Task - Copy, from the entries below, each line in which the string "Choose" appears.

Task input -
_ _ _ _ _ _ _
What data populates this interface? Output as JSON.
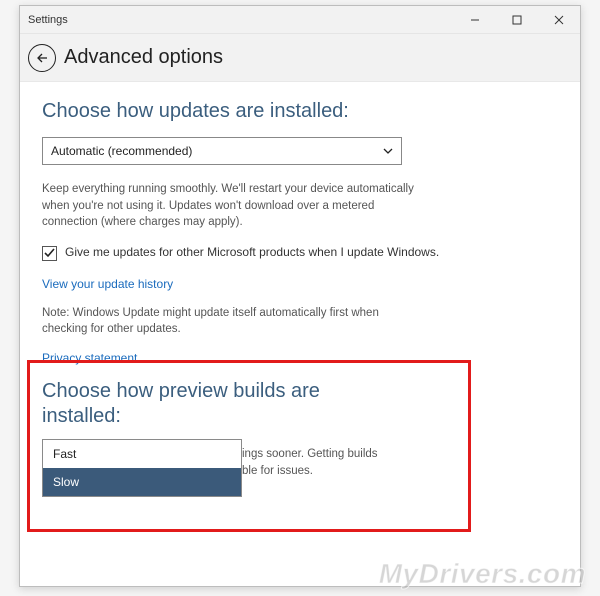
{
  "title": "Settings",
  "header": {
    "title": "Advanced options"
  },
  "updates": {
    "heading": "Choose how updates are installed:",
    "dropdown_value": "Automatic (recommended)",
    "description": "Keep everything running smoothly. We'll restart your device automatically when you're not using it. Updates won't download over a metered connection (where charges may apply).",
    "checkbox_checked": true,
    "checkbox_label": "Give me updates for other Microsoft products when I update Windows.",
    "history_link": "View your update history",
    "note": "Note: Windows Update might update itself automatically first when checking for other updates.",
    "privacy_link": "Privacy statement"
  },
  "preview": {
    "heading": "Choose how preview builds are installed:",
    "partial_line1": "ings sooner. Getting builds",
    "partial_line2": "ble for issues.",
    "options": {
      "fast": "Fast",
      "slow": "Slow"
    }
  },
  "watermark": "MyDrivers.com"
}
_ _ _ _ _ _ _
Expected answer -
    "heading": "Choose how updates are installed:",
    "heading": "Choose how preview builds are installed:",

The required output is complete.